Below are some records; repeat them all exactly, minus the pictures.

Source data:
[Start]
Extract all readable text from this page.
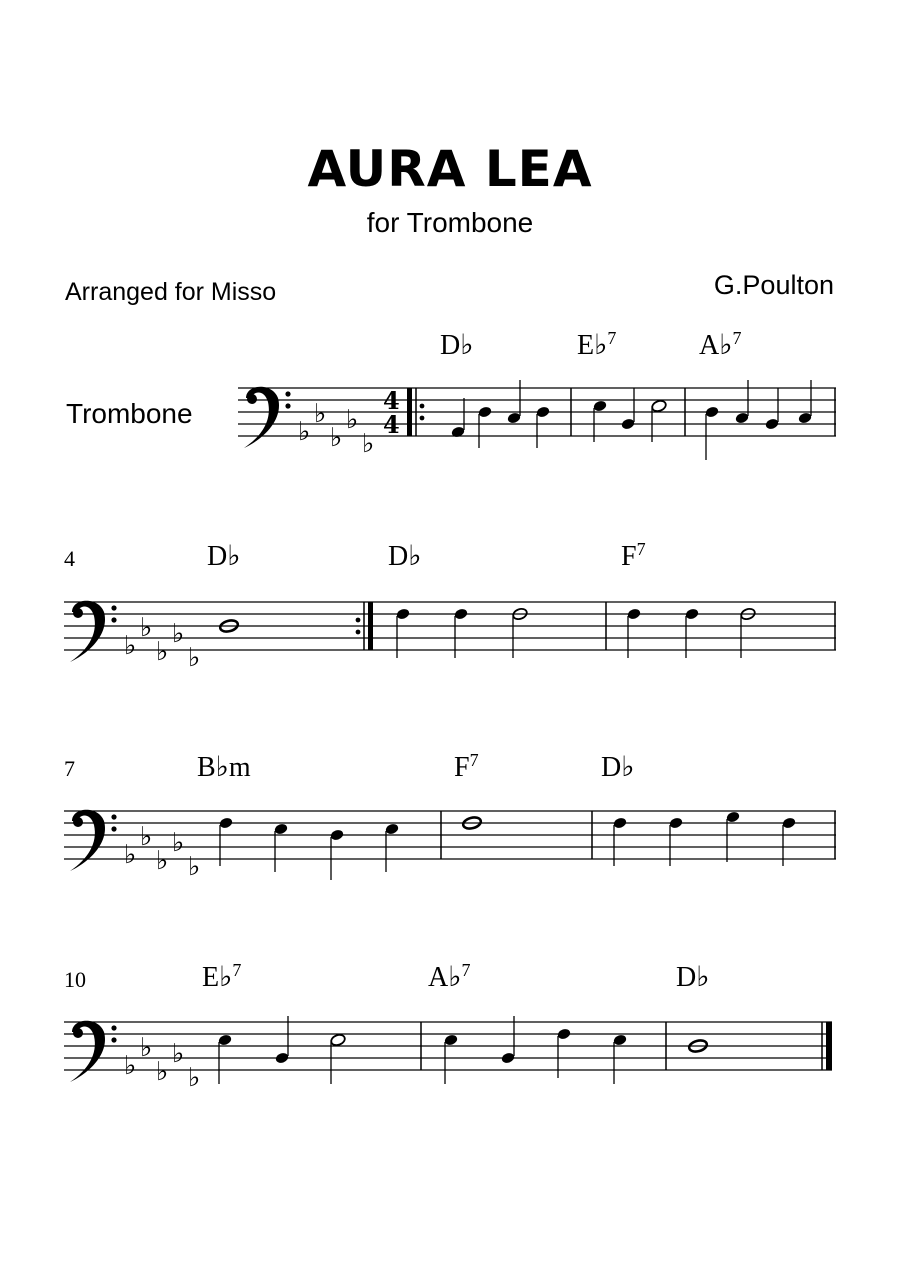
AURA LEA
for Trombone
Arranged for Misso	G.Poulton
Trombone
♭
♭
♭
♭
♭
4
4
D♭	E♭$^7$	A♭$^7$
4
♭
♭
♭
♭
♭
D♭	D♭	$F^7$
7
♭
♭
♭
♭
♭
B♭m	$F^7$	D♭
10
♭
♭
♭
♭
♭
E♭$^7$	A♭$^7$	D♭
[End]
Result:
Extract all readable text from this page.
AURA LEA
for Trombone
Arranged for Misso	G.Poulton
Trombone
♭
♭
♭
♭
♭
4
4
D♭	E♭$^7$	A♭$^7$
4
♭
♭
♭
♭
♭
D♭	D♭	$F^7$
7
♭
♭
♭
♭
♭
B♭m	$F^7$	D♭
10
♭
♭
♭
♭
♭
E♭$^7$	A♭$^7$	D♭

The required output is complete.